Given task: Everything from the line holding "Type out the text in this image." through the last line below must be repeated exactly, and nothing else.

Given data:

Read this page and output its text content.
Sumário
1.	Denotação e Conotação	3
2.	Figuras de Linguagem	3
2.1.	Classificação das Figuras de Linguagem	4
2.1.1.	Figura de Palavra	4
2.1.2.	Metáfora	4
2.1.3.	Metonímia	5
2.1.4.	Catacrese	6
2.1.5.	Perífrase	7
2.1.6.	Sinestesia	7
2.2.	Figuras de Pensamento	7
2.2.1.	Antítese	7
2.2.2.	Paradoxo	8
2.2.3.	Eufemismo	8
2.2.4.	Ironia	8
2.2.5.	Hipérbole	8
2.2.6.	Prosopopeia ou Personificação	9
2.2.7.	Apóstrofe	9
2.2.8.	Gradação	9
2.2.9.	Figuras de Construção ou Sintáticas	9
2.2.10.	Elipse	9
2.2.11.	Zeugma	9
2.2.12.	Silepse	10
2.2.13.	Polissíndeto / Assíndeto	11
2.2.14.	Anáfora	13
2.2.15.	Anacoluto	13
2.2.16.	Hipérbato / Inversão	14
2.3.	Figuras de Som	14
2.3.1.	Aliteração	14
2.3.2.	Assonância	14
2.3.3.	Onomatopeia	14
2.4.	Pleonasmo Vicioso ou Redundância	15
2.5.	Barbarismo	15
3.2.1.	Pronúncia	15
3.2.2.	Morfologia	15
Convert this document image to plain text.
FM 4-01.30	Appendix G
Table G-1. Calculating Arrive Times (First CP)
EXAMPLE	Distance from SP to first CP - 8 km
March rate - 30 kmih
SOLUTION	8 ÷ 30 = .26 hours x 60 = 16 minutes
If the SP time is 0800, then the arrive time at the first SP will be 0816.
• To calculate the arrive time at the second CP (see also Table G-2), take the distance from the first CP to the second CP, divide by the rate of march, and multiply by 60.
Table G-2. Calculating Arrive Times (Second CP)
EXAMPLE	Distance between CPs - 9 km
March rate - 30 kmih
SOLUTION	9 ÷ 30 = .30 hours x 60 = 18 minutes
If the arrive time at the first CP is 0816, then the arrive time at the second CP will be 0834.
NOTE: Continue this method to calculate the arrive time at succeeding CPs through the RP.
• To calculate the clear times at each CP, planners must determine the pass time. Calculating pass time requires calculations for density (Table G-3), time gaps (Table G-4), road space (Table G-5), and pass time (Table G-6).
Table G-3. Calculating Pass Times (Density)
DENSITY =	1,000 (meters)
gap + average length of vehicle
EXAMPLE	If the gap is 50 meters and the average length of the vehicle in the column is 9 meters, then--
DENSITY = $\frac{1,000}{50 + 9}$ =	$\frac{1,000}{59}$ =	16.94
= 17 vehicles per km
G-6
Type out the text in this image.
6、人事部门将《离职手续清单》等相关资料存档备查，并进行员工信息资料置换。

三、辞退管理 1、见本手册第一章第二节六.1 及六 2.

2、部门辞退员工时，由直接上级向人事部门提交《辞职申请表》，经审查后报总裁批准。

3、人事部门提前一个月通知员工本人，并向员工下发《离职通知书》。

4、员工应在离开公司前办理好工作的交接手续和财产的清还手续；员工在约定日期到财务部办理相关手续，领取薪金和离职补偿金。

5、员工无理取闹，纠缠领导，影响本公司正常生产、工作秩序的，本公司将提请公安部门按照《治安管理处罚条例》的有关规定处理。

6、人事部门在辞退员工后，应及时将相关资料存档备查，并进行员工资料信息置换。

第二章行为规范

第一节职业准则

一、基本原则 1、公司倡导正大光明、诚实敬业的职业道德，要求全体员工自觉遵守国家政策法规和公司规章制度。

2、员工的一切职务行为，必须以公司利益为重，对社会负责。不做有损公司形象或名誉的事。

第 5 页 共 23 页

Solution to this task:
Type out the text in this image.
6、人事部门将《离职手续清单》等相关资料存档备查，并进行员工信息资料置换。

三、辞退管理 1、见本手册第一章第二节六.1 及六 2.

2、部门辞退员工时，由直接上级向人事部门提交《辞职申请表》，经审查后报总裁批准。

3、人事部门提前一个月通知员工本人，并向员工下发《离职通知书》。

4、员工应在离开公司前办理好工作的交接手续和财产的清还手续；员工在约定日期到财务部办理相关手续，领取薪金和离职补偿金。

5、员工无理取闹，纠缠领导，影响本公司正常生产、工作秩序的，本公司将提请公安部门按照《治安管理处罚条例》的有关规定处理。

6、人事部门在辞退员工后，应及时将相关资料存档备查，并进行员工资料信息置换。

第二章行为规范

第一节职业准则

一、基本原则 1、公司倡导正大光明、诚实敬业的职业道德，要求全体员工自觉遵守国家政策法规和公司规章制度。

2、员工的一切职务行为，必须以公司利益为重，对社会负责。不做有损公司形象或名誉的事。

第 5 页 共 23 页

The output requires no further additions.